| Your task |
Copy verbatim the span of lines beginning at the line that contains "Extract all readable text from this page." and ending with the final line of the data. Exclude pictures from the copy.

| Records provided |

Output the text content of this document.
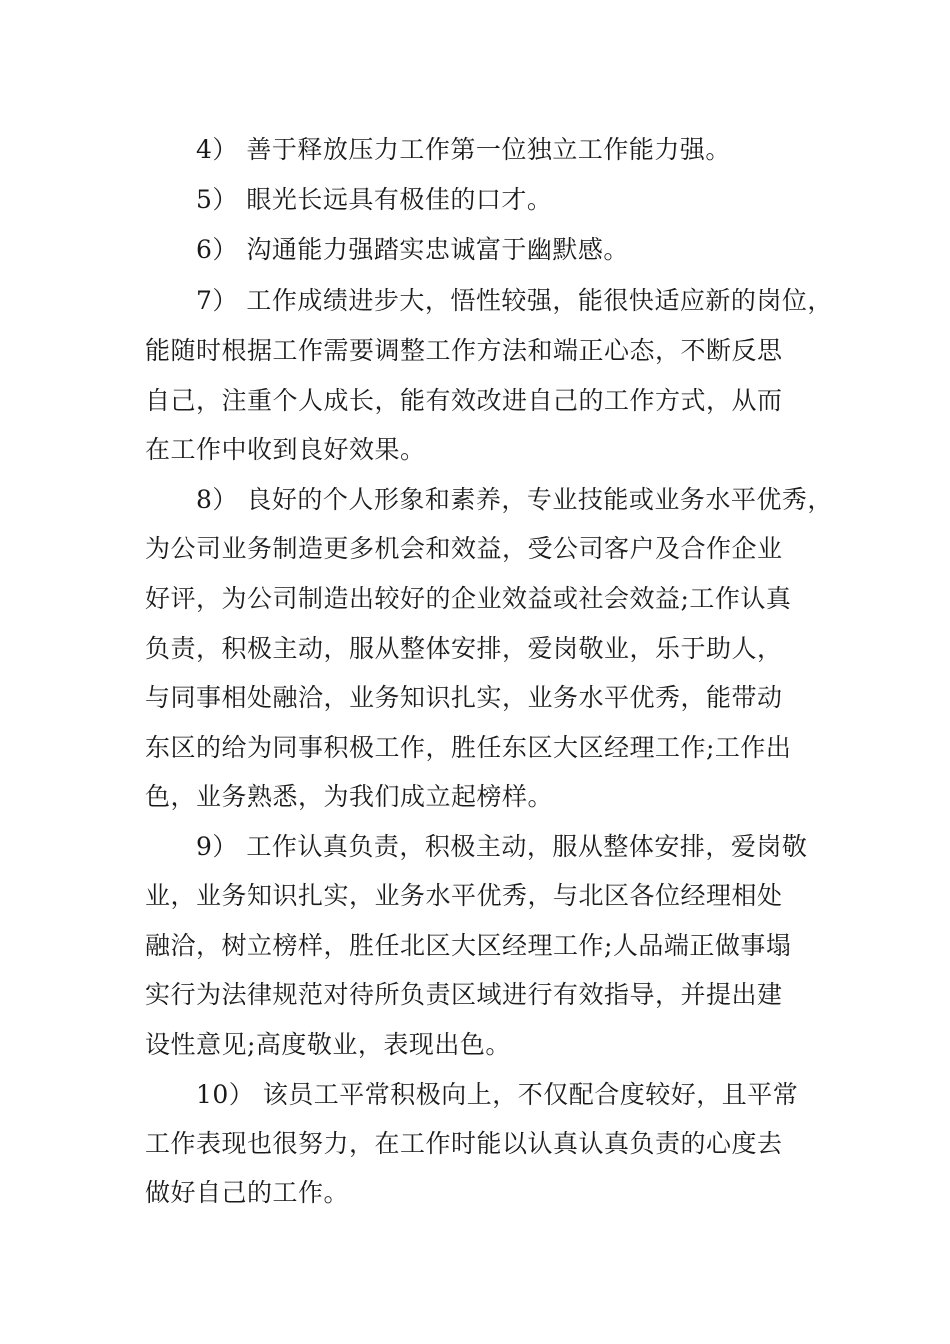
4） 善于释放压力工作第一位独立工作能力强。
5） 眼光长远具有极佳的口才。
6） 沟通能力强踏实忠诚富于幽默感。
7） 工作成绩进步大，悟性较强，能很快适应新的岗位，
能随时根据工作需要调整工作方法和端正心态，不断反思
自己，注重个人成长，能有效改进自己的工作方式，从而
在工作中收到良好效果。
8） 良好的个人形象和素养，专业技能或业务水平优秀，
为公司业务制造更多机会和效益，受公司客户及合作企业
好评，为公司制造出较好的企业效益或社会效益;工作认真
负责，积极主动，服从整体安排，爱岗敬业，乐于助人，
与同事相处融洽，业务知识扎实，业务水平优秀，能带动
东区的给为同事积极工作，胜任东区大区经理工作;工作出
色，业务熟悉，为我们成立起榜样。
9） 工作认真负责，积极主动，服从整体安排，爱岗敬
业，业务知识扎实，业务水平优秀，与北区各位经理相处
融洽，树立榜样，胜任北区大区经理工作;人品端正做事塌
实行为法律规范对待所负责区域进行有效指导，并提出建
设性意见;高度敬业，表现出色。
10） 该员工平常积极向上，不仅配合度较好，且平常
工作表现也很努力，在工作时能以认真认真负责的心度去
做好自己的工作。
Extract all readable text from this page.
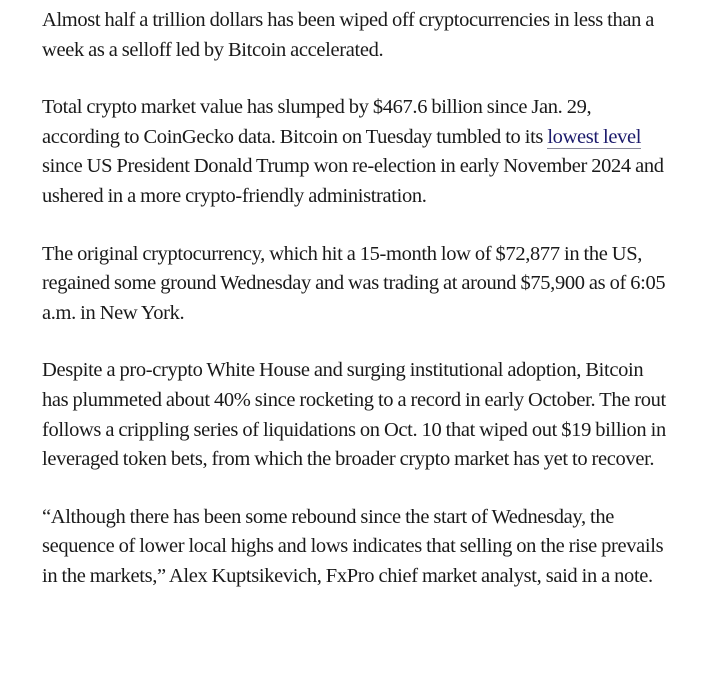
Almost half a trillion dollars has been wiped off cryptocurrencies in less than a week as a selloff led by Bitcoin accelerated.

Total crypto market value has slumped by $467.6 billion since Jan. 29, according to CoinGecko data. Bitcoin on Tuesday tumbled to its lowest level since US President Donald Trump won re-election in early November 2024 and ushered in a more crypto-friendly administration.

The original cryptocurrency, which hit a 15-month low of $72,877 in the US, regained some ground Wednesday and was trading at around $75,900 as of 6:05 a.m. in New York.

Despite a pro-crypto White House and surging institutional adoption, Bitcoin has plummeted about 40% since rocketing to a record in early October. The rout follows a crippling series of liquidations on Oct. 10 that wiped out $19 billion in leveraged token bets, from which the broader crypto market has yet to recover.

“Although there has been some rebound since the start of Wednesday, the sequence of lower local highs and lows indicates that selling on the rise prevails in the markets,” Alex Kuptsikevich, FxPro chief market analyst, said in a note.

| Output of the exercise |
Extract all readable text from this page.
Almost half a trillion dollars has been wiped off cryptocurrencies in less than a week as a selloff led by Bitcoin accelerated.

Total crypto market value has slumped by $467.6 billion since Jan. 29, according to CoinGecko data. Bitcoin on Tuesday tumbled to its lowest level since US President Donald Trump won re-election in early November 2024 and ushered in a more crypto-friendly administration.

The original cryptocurrency, which hit a 15-month low of $72,877 in the US, regained some ground Wednesday and was trading at around $75,900 as of 6:05 a.m. in New York.

Despite a pro-crypto White House and surging institutional adoption, Bitcoin has plummeted about 40% since rocketing to a record in early October. The rout follows a crippling series of liquidations on Oct. 10 that wiped out $19 billion in leveraged token bets, from which the broader crypto market has yet to recover.

“Although there has been some rebound since the start of Wednesday, the sequence of lower local highs and lows indicates that selling on the rise prevails in the markets,” Alex Kuptsikevich, FxPro chief market analyst, said in a note.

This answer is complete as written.